_Exercise requirements_
Where a line holds "marker", copy it.

_Given records_
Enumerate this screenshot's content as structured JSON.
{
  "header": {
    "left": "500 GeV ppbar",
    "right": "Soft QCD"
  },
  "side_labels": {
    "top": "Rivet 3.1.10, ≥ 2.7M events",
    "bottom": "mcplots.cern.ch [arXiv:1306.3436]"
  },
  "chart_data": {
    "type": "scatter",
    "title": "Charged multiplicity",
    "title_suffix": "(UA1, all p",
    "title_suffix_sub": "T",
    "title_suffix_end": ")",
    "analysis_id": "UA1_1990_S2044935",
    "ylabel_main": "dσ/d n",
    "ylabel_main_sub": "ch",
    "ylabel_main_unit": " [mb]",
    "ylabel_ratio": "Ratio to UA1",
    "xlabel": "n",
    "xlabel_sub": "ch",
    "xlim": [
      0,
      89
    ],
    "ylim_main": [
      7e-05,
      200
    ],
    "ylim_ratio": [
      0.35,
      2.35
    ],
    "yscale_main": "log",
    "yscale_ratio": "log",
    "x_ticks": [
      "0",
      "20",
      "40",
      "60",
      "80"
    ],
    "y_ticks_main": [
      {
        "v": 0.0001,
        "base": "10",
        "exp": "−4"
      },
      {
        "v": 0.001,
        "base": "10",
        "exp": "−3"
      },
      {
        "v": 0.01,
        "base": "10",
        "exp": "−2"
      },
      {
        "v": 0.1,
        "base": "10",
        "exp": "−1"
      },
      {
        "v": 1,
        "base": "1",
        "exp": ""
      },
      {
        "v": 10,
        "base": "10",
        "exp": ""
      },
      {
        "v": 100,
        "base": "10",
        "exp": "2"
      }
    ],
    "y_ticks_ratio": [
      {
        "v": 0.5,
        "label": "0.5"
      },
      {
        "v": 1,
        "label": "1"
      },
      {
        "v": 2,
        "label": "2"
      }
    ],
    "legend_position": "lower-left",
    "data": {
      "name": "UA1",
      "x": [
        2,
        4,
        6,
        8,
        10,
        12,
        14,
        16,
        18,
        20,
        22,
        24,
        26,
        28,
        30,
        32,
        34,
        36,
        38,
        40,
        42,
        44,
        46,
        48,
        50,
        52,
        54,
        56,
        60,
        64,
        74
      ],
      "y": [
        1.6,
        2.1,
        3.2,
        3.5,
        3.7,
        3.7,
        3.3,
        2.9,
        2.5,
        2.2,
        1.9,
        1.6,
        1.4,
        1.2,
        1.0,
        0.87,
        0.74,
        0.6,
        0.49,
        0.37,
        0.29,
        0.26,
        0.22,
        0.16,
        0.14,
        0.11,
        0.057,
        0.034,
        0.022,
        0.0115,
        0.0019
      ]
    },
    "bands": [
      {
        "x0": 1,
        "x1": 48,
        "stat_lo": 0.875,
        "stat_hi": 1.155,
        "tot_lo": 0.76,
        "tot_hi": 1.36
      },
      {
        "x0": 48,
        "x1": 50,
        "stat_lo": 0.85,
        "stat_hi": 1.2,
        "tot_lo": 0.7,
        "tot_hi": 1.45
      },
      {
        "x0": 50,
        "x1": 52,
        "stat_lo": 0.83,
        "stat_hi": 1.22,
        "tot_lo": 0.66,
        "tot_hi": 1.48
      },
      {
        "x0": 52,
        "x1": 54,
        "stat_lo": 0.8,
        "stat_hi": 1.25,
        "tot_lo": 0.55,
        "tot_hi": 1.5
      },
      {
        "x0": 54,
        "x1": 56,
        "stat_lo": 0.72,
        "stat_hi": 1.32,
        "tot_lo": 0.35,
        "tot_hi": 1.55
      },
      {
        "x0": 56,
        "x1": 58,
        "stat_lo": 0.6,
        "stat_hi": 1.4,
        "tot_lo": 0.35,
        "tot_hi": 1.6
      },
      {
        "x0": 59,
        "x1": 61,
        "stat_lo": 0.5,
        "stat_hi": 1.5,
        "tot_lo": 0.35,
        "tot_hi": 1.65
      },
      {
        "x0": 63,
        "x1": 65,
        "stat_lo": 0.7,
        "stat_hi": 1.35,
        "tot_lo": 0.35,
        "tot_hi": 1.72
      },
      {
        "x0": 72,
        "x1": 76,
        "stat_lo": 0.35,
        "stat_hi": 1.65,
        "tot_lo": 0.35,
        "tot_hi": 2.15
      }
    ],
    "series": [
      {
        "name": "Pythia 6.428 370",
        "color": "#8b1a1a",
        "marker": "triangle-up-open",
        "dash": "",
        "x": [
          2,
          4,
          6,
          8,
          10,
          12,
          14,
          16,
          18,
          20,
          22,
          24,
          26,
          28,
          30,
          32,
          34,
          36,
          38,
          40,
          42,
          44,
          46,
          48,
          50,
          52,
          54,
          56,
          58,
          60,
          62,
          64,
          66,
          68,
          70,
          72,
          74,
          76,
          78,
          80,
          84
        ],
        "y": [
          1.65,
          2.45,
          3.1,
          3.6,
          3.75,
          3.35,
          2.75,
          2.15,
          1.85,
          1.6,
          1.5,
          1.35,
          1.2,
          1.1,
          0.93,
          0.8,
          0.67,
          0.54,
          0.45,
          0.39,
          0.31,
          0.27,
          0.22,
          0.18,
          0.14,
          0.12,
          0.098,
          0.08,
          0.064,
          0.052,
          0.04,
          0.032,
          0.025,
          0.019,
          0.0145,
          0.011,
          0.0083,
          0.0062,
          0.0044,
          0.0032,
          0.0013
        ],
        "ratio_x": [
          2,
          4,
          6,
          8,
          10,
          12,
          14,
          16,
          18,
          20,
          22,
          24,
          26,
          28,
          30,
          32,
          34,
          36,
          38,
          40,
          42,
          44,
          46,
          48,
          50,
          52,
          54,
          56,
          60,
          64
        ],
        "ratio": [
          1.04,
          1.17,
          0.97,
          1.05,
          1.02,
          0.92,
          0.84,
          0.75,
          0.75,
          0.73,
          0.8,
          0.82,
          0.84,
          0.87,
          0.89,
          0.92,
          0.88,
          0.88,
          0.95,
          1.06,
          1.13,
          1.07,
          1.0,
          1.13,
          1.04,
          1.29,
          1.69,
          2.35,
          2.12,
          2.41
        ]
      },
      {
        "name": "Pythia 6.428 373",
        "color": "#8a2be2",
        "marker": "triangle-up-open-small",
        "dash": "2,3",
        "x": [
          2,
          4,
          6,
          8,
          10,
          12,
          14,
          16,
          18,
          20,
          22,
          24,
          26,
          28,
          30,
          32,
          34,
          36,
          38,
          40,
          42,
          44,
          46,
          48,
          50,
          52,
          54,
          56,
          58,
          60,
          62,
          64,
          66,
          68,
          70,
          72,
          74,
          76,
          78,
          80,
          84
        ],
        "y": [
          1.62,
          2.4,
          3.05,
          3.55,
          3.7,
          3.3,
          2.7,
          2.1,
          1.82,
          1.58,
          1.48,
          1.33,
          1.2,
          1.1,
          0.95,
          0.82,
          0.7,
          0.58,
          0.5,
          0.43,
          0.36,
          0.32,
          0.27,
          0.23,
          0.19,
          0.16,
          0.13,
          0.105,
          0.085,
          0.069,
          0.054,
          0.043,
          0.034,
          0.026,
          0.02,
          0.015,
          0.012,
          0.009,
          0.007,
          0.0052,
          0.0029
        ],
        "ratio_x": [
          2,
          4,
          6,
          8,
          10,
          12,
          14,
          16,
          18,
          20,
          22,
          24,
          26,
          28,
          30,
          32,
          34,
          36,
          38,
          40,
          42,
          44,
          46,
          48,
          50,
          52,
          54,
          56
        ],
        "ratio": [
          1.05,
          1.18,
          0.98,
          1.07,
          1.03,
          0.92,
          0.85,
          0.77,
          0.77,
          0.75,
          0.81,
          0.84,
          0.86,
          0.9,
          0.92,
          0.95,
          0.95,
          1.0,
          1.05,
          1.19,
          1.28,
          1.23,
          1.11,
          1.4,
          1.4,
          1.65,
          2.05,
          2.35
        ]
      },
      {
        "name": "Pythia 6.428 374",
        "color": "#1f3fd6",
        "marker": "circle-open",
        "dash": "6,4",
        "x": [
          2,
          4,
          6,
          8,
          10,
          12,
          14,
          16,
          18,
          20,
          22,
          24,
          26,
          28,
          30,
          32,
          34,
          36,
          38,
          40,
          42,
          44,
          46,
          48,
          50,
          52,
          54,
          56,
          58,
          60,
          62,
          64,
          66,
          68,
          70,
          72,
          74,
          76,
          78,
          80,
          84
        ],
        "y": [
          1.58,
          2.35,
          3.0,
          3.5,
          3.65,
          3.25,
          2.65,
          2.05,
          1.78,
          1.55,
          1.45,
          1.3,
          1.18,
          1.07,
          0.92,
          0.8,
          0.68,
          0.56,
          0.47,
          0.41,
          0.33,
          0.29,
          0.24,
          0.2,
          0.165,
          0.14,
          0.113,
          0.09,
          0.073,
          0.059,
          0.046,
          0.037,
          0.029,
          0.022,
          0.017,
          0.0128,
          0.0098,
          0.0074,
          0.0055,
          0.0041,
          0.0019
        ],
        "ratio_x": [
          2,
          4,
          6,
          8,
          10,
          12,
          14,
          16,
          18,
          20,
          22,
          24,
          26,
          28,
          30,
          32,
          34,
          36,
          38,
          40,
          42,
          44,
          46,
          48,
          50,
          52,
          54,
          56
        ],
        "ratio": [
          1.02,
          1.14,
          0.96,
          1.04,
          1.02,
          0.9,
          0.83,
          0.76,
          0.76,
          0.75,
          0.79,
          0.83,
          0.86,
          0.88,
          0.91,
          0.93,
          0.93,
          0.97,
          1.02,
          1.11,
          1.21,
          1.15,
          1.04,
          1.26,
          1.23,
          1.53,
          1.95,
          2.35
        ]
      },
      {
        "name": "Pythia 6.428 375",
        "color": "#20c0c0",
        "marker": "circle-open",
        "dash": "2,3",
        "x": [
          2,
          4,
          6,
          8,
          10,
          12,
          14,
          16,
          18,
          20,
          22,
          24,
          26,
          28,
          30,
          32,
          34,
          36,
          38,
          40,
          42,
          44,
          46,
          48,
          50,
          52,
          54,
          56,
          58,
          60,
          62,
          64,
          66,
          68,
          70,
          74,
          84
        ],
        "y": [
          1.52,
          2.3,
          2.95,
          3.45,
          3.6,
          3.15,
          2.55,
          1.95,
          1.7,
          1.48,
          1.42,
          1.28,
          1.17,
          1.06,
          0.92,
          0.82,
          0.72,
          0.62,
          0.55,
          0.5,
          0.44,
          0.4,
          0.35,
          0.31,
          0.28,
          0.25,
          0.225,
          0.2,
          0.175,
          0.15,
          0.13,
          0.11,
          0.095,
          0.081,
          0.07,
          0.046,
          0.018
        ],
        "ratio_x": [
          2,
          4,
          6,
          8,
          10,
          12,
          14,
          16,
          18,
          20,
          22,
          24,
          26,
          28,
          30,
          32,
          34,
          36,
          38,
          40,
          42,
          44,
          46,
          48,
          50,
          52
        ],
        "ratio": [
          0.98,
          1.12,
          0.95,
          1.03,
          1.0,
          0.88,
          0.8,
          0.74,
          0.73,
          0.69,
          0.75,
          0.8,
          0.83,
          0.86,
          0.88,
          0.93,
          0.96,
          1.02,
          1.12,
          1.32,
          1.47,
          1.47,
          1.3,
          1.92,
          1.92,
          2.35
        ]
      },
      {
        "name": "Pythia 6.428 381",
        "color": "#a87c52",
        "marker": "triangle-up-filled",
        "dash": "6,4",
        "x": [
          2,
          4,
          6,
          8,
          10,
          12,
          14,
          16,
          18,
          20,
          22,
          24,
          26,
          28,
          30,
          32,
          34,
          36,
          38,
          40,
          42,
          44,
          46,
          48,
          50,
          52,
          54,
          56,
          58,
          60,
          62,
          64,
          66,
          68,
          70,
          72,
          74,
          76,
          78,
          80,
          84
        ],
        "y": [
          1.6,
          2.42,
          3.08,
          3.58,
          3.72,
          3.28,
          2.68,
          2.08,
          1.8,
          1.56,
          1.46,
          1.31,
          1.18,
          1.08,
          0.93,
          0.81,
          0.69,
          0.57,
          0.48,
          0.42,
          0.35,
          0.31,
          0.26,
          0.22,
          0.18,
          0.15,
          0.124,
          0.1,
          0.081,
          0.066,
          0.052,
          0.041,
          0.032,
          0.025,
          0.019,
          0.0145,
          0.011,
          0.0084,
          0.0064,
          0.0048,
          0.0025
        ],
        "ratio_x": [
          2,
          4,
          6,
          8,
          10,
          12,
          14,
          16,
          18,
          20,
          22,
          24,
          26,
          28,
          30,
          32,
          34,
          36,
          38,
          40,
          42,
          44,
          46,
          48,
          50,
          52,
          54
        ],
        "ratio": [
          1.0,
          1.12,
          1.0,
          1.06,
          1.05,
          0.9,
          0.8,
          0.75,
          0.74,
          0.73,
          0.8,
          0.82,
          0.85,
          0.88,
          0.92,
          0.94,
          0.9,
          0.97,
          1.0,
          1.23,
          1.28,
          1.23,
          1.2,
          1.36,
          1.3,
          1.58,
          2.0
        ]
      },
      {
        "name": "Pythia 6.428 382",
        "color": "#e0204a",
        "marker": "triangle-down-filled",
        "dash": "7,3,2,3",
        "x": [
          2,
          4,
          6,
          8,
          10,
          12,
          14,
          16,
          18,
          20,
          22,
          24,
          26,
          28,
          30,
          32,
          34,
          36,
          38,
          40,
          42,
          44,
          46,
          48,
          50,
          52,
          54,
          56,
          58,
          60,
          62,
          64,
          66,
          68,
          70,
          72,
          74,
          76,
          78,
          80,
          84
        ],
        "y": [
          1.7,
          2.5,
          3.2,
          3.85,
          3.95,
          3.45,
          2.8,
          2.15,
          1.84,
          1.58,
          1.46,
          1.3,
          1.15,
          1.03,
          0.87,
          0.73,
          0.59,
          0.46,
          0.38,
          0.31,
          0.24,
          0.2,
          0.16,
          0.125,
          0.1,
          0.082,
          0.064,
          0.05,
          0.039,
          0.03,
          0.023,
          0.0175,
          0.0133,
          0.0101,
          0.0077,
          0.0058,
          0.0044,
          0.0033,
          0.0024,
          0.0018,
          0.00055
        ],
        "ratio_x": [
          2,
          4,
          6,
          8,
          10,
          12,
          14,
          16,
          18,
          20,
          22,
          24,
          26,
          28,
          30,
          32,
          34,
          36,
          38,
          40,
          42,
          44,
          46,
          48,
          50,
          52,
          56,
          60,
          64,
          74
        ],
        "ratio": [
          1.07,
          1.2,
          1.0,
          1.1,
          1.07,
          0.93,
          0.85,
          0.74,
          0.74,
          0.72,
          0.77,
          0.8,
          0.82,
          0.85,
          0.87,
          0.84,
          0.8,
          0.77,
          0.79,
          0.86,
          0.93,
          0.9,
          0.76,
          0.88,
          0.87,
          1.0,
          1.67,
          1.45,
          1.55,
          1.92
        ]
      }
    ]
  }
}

_The answer_
        "marker": "triangle-up-open",
        "marker": "triangle-up-open-small",
        "marker": "circle-open",
        "marker": "circle-open",
        "marker": "triangle-up-filled",
        "marker": "triangle-down-filled",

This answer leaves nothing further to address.